SET TASK: Find and copy lines holding "been".

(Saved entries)
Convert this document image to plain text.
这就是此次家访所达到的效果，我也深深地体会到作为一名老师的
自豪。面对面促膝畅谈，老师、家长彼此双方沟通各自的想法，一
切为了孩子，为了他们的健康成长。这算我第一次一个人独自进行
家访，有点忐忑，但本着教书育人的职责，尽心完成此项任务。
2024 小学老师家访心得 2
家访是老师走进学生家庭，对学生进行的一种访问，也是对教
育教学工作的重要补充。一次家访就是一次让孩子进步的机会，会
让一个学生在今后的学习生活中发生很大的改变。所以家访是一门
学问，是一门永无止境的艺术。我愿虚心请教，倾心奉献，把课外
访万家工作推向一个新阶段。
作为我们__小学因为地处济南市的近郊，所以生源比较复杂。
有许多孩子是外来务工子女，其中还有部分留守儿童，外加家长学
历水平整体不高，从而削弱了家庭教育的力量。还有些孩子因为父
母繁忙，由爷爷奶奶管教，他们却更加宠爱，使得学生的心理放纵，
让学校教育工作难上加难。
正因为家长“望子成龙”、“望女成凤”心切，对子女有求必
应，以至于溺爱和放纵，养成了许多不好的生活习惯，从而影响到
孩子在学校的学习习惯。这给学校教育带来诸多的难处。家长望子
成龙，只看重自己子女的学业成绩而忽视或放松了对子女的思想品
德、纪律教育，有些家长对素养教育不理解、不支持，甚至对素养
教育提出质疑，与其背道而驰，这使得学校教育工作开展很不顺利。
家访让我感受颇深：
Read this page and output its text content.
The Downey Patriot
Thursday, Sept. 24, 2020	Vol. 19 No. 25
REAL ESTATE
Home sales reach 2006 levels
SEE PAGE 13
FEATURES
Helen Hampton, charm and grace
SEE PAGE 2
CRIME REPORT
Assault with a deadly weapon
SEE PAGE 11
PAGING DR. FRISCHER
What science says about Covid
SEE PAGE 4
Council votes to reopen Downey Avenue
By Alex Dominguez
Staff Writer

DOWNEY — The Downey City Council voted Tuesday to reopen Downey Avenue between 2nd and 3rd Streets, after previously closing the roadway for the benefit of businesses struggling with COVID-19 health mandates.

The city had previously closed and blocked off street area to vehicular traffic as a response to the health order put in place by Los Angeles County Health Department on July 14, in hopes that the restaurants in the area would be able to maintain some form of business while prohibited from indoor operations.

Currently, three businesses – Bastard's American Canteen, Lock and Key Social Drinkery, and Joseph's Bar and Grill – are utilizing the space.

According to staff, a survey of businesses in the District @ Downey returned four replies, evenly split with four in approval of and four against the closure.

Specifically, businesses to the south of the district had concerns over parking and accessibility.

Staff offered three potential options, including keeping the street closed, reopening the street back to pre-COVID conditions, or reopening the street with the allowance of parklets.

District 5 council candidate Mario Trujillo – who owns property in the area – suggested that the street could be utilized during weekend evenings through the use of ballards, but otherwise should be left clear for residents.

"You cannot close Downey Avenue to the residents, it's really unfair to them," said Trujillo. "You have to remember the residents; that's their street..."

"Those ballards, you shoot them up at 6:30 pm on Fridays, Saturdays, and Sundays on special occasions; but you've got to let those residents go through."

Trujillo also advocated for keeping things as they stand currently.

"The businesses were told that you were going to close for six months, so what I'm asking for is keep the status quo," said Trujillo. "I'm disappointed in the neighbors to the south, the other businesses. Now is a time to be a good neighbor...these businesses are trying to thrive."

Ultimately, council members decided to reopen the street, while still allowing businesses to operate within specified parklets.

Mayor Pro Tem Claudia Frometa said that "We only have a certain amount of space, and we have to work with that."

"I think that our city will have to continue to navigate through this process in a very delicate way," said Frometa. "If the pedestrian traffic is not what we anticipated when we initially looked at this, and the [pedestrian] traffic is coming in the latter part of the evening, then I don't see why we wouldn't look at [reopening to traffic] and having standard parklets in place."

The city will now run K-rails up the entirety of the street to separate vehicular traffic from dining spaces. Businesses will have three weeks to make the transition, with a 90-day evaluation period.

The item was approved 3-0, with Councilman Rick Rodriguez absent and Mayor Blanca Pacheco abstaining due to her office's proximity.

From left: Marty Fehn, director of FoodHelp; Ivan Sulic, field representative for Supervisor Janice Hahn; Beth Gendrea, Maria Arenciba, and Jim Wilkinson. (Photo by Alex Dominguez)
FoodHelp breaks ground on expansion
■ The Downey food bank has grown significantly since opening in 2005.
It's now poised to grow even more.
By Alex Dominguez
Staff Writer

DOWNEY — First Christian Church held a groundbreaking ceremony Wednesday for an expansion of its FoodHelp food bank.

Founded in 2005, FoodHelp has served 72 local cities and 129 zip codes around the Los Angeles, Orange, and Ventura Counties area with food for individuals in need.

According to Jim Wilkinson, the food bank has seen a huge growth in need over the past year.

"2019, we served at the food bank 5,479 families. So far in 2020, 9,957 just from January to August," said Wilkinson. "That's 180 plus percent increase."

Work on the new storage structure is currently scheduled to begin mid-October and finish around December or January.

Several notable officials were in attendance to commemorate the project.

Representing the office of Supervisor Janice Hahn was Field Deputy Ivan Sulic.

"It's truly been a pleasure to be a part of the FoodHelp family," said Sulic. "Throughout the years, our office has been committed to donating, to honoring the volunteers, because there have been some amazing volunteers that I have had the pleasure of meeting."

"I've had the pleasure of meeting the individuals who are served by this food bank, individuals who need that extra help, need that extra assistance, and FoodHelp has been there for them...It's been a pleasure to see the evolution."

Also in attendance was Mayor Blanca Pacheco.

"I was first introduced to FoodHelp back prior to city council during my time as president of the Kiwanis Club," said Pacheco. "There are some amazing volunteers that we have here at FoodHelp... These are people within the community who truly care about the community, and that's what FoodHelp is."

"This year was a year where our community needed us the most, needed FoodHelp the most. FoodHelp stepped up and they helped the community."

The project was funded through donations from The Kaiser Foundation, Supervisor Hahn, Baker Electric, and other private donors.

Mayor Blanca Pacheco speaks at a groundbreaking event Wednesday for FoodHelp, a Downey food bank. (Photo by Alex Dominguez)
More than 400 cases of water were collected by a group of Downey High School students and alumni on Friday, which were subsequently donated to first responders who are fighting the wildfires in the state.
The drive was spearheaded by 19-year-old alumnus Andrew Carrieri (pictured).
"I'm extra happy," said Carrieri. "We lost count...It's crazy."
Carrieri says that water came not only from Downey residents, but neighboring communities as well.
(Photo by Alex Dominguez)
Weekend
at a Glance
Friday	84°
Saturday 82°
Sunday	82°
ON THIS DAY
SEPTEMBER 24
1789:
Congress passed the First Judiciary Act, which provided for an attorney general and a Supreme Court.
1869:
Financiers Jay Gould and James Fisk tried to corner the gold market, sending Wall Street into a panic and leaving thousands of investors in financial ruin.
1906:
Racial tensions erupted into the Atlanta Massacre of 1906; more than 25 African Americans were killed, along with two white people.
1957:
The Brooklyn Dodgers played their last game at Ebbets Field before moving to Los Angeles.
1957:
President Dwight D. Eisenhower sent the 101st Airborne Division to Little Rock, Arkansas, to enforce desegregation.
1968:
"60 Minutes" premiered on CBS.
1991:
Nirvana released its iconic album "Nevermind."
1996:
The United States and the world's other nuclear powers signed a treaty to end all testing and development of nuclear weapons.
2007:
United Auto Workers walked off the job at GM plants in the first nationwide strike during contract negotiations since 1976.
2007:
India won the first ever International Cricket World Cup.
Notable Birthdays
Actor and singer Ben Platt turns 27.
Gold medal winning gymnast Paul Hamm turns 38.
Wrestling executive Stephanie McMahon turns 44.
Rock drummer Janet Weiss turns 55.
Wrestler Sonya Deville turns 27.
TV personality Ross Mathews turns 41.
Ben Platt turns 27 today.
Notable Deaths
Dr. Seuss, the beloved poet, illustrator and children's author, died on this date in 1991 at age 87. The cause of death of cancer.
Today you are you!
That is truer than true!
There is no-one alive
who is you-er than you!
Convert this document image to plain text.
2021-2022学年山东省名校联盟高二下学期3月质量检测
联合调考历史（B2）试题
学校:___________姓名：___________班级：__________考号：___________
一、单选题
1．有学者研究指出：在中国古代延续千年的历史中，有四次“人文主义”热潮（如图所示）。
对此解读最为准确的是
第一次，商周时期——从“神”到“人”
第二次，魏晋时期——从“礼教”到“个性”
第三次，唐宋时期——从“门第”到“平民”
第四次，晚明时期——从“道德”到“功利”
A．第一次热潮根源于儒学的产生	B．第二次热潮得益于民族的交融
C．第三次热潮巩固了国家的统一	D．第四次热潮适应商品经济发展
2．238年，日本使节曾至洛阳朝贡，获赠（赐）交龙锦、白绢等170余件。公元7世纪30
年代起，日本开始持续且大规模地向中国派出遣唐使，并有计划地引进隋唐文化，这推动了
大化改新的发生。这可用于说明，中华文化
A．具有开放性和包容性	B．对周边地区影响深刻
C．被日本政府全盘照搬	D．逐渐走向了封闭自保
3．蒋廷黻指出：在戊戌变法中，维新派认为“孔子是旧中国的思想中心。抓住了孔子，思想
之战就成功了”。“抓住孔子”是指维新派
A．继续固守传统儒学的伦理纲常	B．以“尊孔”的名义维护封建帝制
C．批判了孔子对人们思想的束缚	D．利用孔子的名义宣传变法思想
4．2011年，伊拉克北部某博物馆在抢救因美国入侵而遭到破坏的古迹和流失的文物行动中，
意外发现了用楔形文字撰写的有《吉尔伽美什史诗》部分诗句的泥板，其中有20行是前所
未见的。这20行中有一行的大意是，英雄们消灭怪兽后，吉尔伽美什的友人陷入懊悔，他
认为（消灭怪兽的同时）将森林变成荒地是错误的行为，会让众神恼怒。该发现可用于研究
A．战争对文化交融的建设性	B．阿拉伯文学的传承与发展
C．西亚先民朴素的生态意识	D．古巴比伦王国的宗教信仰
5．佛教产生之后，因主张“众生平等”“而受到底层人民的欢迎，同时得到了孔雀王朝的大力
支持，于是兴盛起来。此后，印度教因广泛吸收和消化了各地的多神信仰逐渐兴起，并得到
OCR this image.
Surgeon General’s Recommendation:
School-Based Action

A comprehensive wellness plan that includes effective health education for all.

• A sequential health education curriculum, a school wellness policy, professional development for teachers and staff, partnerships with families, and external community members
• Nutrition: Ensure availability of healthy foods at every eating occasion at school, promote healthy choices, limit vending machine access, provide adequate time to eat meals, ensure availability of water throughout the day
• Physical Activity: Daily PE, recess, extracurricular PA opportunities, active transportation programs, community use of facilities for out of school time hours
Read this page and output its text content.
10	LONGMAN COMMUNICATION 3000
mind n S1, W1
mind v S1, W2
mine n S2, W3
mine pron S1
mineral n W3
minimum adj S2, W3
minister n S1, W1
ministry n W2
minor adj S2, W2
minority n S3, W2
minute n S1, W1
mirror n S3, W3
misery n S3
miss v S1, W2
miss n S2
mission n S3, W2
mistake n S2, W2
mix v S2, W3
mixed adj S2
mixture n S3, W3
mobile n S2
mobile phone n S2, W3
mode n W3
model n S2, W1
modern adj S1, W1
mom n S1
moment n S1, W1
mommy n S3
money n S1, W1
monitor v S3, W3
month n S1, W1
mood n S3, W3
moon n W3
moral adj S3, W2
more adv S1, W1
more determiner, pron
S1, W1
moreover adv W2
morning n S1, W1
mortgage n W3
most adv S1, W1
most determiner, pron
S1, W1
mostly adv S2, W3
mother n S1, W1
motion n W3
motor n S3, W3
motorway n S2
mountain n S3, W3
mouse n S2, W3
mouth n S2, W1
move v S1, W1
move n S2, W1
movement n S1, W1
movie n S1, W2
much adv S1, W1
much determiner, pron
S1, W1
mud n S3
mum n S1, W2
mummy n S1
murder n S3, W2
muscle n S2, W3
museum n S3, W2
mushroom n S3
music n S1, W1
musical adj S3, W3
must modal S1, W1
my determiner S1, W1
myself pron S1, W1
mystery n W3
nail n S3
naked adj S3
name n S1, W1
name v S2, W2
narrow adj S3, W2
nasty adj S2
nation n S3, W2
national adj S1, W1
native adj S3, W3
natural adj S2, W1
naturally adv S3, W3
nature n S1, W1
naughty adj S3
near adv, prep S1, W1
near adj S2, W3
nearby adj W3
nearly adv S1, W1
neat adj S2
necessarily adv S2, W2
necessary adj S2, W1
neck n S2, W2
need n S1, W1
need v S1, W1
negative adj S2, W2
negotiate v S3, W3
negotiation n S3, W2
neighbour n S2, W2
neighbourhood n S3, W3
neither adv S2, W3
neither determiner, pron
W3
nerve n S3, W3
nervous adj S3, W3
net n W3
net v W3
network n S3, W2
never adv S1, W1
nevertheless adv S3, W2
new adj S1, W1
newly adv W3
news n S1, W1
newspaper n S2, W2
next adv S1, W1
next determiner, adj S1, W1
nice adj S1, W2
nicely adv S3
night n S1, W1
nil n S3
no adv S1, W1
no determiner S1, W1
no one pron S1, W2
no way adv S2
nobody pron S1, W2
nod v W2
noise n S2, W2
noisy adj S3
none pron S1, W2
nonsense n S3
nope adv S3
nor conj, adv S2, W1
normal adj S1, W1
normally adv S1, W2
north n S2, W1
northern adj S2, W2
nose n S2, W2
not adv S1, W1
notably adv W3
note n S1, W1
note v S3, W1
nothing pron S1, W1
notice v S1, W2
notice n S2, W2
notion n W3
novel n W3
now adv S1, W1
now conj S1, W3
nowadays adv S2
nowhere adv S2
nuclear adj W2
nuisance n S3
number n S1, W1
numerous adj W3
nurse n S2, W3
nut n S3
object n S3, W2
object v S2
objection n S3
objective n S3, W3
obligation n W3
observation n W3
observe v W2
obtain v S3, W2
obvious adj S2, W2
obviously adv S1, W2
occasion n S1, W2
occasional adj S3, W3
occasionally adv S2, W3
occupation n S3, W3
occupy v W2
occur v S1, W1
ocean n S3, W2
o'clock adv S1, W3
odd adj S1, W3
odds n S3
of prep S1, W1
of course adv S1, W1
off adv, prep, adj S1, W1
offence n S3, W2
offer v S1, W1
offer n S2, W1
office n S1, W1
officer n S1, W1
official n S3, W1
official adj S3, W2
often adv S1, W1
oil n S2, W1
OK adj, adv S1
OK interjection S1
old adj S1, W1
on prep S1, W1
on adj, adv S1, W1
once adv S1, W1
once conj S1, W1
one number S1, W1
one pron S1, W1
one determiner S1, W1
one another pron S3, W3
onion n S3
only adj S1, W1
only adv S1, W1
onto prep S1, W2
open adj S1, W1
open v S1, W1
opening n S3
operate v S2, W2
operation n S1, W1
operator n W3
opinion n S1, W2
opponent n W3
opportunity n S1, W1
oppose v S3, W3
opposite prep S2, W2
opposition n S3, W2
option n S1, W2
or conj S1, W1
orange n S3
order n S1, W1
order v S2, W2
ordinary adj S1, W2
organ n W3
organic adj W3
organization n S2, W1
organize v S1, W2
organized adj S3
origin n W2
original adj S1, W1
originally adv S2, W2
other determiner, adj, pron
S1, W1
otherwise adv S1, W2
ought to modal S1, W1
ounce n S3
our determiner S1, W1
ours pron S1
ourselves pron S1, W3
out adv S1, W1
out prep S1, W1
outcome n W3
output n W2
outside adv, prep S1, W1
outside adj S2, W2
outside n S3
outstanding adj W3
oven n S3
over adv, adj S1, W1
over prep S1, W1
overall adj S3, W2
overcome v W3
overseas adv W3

SOLUTION:
"It's truly been a pleasure to be a part of the FoodHelp family," said Sulic. "Throughout the years, our office has been committed to donating, to honoring the volunteers, because there have been some amazing volunteers that I have had the pleasure of meeting."
"I've had the pleasure of meeting the individuals who are served by this food bank, individuals who need that extra help, need that extra assistance, and FoodHelp has been there for them...It's been a pleasure to see the evolution."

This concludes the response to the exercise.